### DO THIS
Show all lines holding "values".
_ _ _
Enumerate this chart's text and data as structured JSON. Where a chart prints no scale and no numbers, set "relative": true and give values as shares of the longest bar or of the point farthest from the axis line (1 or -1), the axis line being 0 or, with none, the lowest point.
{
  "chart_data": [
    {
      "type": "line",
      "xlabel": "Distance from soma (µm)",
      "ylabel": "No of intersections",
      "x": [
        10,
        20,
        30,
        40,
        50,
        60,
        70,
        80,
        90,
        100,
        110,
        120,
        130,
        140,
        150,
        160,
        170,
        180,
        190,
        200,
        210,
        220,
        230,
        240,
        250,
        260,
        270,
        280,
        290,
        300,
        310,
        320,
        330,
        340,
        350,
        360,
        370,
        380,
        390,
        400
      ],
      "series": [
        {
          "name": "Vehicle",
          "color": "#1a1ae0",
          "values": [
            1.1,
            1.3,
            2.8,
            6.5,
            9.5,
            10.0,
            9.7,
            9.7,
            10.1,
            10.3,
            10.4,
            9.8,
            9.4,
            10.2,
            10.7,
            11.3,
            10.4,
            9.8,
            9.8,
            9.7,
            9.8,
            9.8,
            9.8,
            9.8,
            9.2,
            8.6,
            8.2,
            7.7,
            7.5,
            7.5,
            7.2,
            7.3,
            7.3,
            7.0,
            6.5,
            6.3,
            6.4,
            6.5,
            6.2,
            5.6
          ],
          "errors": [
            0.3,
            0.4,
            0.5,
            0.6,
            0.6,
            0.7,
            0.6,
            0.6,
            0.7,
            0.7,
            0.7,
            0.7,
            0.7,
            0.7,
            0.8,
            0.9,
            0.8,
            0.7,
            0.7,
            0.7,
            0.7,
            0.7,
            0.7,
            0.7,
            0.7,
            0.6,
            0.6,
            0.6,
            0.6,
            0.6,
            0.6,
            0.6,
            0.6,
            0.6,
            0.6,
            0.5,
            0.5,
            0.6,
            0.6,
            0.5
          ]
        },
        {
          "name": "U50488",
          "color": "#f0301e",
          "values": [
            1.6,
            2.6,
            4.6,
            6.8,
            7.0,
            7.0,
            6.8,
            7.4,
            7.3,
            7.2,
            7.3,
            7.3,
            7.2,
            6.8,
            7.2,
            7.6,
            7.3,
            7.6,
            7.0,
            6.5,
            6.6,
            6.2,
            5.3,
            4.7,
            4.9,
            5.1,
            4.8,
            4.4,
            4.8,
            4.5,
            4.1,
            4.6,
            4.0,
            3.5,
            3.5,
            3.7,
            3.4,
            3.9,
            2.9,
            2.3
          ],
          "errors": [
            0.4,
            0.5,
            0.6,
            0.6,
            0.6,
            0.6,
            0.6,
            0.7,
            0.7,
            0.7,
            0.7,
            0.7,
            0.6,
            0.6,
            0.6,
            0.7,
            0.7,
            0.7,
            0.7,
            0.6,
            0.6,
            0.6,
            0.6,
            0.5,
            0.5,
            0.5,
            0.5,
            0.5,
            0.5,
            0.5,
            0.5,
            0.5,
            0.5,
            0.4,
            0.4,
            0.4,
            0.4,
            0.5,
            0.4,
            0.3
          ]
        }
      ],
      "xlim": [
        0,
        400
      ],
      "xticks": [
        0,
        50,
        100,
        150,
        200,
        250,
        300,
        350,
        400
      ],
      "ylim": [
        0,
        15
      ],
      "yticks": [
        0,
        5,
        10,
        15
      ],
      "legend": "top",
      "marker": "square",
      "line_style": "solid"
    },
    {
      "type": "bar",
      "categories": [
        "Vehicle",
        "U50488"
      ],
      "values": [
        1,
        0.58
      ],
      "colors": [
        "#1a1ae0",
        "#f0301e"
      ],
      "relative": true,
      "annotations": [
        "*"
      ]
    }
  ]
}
_ _ _
### TASK ANSWER
Enumerate this chart's text and data as structured JSON. Where a chart prints no scale and no numbers, set "relative": true and give values as shares of the longest bar or of the point farthest from the axis line (1 or -1), the axis line being 0 or, with none, the lowest point.
          "values": [
          "values": [
      "values": [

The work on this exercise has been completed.